**YOUR OBJECTIVE:** Show every line of the records below that contains the word "CATEGORY".

[Rows from a figure dataset]
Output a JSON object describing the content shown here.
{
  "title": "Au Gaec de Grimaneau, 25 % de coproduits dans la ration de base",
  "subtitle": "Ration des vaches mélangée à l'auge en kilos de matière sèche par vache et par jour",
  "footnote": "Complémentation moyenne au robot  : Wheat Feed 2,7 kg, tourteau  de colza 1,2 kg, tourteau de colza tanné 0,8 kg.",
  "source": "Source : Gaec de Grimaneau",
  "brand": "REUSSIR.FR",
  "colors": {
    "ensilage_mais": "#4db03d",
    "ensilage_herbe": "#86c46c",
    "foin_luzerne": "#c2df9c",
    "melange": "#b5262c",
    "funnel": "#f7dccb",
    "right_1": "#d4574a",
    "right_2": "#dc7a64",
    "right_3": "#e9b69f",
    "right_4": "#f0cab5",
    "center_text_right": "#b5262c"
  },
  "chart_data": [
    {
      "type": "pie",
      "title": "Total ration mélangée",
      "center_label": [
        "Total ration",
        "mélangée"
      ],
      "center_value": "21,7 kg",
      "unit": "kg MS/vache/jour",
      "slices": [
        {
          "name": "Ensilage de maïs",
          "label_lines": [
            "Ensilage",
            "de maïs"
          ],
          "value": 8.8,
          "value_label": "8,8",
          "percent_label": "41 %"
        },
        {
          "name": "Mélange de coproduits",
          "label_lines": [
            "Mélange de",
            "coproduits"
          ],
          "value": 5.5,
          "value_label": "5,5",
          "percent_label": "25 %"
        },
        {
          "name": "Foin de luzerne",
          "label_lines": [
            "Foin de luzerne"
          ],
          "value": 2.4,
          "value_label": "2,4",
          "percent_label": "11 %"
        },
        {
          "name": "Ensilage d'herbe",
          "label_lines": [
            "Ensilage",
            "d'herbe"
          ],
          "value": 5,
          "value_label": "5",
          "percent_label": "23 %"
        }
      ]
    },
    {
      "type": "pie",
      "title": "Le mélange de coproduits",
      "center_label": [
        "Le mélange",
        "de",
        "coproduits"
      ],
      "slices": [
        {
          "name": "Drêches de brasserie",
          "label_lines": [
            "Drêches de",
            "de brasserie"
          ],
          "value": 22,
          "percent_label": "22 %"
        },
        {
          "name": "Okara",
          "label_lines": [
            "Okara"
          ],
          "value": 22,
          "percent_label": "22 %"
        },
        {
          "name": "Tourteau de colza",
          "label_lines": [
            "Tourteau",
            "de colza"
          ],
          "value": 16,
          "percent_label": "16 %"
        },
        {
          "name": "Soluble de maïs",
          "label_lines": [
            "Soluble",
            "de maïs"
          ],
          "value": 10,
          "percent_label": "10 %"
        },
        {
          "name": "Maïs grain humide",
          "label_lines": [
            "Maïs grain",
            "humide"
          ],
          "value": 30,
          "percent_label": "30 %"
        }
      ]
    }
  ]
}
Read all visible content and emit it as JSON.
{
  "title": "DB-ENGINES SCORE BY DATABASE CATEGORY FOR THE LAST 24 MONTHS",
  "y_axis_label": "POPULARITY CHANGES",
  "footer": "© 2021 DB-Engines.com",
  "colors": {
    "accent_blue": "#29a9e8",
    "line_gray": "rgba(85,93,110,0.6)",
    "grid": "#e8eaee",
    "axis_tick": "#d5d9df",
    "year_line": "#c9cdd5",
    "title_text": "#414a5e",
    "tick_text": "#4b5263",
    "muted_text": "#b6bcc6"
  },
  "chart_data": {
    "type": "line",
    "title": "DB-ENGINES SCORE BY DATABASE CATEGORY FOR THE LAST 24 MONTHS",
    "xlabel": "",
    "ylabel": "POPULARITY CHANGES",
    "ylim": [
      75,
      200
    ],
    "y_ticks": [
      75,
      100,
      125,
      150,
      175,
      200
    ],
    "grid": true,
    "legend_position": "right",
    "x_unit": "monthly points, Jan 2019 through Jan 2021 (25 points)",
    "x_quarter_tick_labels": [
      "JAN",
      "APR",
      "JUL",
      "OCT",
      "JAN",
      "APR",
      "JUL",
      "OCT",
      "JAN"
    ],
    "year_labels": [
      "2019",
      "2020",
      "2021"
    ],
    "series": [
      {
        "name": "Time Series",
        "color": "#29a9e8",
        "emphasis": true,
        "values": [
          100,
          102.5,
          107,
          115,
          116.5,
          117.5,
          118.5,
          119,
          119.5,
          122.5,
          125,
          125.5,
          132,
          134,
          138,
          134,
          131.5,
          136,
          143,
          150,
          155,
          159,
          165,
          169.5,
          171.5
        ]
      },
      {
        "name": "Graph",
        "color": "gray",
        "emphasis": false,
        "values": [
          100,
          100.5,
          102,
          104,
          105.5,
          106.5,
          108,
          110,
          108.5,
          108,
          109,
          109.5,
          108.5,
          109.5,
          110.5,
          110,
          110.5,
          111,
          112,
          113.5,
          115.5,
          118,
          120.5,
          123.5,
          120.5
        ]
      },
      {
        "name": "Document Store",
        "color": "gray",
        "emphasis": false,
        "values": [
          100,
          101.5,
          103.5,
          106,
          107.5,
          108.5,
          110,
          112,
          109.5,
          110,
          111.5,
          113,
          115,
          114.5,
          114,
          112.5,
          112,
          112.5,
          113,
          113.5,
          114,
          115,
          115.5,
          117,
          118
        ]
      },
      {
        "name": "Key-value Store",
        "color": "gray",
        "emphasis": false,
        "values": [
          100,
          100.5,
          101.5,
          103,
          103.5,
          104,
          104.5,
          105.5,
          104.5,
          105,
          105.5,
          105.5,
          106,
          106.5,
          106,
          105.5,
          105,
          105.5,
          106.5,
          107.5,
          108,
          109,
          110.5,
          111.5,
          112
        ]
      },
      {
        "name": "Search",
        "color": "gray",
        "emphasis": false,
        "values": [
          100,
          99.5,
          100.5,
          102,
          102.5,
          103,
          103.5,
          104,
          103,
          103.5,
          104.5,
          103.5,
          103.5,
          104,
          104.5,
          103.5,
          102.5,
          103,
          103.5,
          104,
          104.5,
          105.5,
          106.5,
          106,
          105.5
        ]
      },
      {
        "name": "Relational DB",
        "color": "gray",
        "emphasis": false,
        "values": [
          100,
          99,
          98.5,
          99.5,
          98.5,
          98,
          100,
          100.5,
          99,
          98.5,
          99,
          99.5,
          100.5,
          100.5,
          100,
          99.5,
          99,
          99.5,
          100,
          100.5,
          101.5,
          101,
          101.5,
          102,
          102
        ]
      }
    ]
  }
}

* * *

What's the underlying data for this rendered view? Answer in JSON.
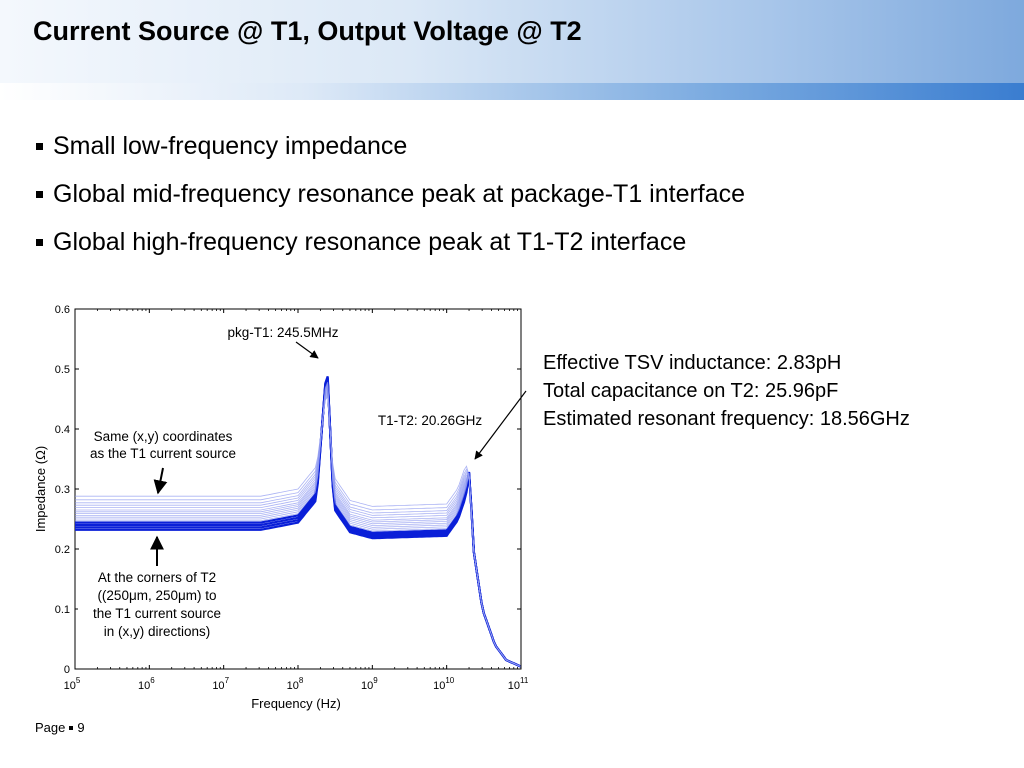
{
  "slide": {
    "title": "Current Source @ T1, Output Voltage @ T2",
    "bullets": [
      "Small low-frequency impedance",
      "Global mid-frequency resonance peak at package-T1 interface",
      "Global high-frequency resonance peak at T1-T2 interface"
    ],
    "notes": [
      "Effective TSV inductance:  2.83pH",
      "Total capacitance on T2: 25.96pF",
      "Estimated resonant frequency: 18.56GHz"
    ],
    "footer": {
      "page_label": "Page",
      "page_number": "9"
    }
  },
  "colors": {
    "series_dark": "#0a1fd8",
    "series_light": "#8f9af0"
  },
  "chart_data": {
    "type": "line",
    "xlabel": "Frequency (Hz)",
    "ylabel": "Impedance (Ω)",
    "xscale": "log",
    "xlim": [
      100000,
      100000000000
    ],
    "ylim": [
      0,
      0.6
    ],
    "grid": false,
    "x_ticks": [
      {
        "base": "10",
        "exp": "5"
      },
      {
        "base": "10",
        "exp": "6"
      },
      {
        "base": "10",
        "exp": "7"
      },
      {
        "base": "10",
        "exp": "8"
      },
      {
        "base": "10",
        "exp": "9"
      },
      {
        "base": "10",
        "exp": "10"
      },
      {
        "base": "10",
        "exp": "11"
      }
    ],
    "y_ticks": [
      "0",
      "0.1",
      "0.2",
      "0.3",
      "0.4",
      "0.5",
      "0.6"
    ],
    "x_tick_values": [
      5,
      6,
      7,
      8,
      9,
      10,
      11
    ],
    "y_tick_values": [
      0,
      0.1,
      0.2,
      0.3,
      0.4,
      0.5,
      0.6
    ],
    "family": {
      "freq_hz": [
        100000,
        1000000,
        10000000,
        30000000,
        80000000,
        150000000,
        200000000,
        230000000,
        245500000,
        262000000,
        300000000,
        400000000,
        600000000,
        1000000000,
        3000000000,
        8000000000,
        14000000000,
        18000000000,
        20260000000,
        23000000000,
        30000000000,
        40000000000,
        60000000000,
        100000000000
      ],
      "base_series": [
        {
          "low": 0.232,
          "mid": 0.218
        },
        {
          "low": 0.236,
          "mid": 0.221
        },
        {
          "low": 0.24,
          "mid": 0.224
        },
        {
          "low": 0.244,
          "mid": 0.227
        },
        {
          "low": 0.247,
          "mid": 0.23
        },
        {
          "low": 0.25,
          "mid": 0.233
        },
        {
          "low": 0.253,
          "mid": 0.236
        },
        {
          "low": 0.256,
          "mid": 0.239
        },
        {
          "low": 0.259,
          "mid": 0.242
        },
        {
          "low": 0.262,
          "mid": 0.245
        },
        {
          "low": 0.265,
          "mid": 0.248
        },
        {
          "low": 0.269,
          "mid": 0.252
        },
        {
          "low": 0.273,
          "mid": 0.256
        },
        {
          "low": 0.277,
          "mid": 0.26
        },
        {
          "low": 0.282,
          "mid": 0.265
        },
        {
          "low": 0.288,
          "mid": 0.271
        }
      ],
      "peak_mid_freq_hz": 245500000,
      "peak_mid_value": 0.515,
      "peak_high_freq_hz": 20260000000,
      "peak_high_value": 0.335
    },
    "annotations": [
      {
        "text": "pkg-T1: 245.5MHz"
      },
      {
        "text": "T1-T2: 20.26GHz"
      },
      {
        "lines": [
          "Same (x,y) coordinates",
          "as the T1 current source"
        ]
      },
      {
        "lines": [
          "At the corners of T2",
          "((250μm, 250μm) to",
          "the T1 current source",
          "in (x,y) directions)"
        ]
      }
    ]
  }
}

* * *

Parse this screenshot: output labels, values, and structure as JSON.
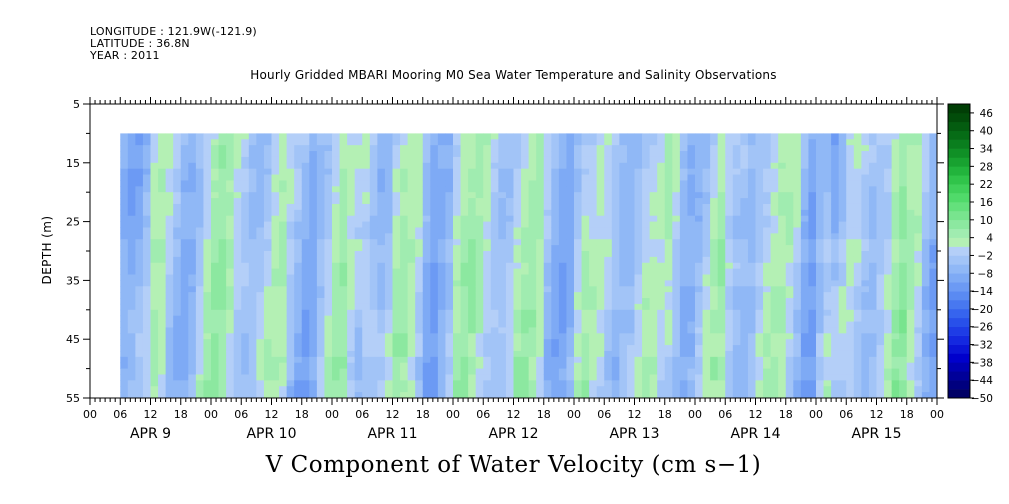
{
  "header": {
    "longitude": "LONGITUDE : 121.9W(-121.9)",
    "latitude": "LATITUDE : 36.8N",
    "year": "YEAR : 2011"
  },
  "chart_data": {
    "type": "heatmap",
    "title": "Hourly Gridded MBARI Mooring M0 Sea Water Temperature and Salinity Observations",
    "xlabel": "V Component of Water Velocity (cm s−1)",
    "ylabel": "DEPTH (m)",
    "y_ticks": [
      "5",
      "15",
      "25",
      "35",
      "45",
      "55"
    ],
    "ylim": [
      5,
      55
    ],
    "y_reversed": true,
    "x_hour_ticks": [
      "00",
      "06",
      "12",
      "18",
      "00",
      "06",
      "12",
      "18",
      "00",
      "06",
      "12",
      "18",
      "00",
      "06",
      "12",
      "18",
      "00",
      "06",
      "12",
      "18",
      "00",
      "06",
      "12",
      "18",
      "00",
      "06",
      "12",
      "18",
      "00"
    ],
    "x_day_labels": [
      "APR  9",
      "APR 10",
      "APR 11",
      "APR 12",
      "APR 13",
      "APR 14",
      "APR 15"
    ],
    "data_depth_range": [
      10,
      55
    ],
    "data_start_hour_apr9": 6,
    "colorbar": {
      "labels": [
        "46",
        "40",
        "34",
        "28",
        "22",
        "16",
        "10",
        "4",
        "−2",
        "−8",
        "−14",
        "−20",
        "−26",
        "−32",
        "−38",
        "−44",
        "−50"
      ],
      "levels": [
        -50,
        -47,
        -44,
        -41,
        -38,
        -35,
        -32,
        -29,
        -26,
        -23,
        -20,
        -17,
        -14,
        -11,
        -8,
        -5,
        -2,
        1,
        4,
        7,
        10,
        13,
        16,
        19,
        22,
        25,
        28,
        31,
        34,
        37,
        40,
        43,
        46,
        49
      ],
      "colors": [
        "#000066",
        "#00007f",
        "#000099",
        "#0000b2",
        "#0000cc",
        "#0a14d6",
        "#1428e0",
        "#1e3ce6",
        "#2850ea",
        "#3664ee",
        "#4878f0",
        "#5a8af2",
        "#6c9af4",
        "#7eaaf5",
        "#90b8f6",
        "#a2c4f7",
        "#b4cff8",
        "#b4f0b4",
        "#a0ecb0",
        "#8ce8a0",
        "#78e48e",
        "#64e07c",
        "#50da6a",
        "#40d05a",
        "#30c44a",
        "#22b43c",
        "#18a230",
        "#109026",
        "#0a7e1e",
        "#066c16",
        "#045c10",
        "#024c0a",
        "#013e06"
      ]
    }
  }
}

**TASK ANSWER:**
  "title": "DB-ENGINES SCORE BY DATABASE CATEGORY FOR THE LAST 24 MONTHS",
    "title": "DB-ENGINES SCORE BY DATABASE CATEGORY FOR THE LAST 24 MONTHS",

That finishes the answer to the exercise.